─── Records for this task

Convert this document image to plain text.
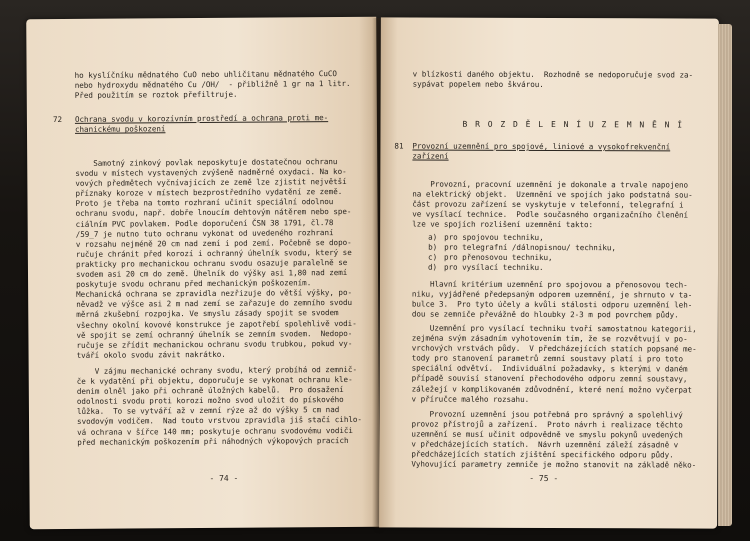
ho kyslíčníku mědnatého CuO nebo uhličitanu mědnatého CuCO
nebo hydroxydu mědnatého Cu /OH/  - přibližně 1 gr na 1 litr.
Před použitím se roztok přefiltruje.
72 Ochrana svodu v korozívním prostředí a ochrana proti me-
chanickému poškození
Samotný zinkový povlak neposkytuje dostatečnou ochranu
svodu v místech vystavených zvýšeně nadměrné oxydaci. Na ko-
vových předmětech vyčnívajících ze země lze zjistit největší
příznaky koroze v místech bezprostředního vydatění ze země.
Proto je třeba na tomto rozhraní učinit speciální odolnou
ochranu svodu, např. dobře lnoucím dehtovým nátěrem nebo spe-
ciálním PVC povlakem. Podle doporučení ČSN 38 1791, čl.78
/59_7 je nutno tuto ochranu vykonat od uvedeného rozhraní
v rozsahu nejméně 20 cm nad zemí i pod zemí. Počebně se dopo-
ručuje chránit před korozí i ochranný úhelník svodu, který se
prakticky pro mechanickou ochranu svodu osazuje paralelně se
svodem asi 20 cm do země. Úhelník do výšky asi 1,80 nad zemí
poskytuje svodu ochranu před mechanickým poškozením.
Mechanická ochrana se zpravidla nezřizuje do větší výšky, po-
něvadž ve výšce asi 2 m nad zemí se zařazuje do zemního svodu
měrná zkušební rozpojka. Ve smyslu zásady spojit se svodem
všechny okolní kovové konstrukce je zapotřebí spolehlivě vodi-
vě spojit se zemí ochranný úhelník se zemním svodem.  Nedopo-
ručuje se zřídit mechanickou ochranu svodu trubkou, pokud vy-
tváří okolo svodu závit nakrátko.
V zájmu mechanické ochrany svodu, který probíhá od zemnič-
če k vydatění při objektu, doporučuje se vykonat ochranu kle-
denim olněl jako při ochraně úložných kabelů.  Pro dosažení
odolnosti svodu proti korozi možno svod uložit do pískového
lůžka.  To se vytváří až v zemní rýze až do výšky 5 cm nad
svodovým vodičem.  Nad touto vrstvou zpravidla jiš stačí cihlo-
vá ochrana v šířce 140 mm; poskytuje ochranu svodovému vodiči
před mechanickým poškozením při náhodných výkopových pracích
- 74 -
v blízkosti daného objektu.  Rozhodně se nedoporučuje svod za-
sypávat popelem nebo škvárou.
B R O Z D Ě L E N Í U Z E M N Ě N Í
81 Provozní uzemnění pro spojové, liniové a vysokofrekvenční
zařízení
Provozní, pracovní uzemnění je dokonale a trvale napojeno
na elektrický objekt.  Uzemnění ve spojích jako podstatná sou-
část provozu zařízení se vyskytuje v telefonní, telegrafní i
ve vysílací technice.  Podle současného organizačního členění
lze ve spojích rozlišení uzemnění takto:
a) pro spojovou techniku,
b) pro telegrafní /dálnopisnou/ techniku,
c) pro přenosovou techniku,
d) pro vysílací techniku.
Hlavní kritérium uzemnění pro spojovou a přenosovou tech-
niku, vyjádřené předepsaným odporem uzemnění, je shrnuto v ta-
bulce 3.  Pro tyto účely a kvůli stálosti odporu uzemnění leh-
dou se zemniče převážně do hloubky 2-3 m pod povrchem půdy.
Uzemnění pro vysílací techniku tvoří samostatnou kategorii,
zejména svým zásadním vyhotovením tím, že se rozvětvují v po-
vrchových vrstvách půdy.  V předcházejících statích popsané me-
tody pro stanovení parametrů zemní soustavy platí i pro toto
speciální odvětví.  Individuální požadavky, s kterými v daném
případě souvisí stanovení přechodového odporu zemní soustavy,
záležejí v komplikovaném zdůvodnění, které není možno vyčerpat
v příručce malého rozsahu.
Provozní uzemnění jsou potřebná pro správný a spolehlivý
provoz přístrojů a zařízení.  Proto návrh i realizace těchto
uzemnění se musí učinit odpovědně ve smyslu pokynů uvedených
v předcházejících statích.  Návrh uzemnění záleží zásadně v
předcházejících statích zjištění specifického odporu půdy.
Vyhovující parametry zemniče je možno stanovit na základě něko-
- 75 -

──────

* The request *
Tally the lines of the listing above that include the word "objektu". Answer with the number alone.

* Exercise solution *
2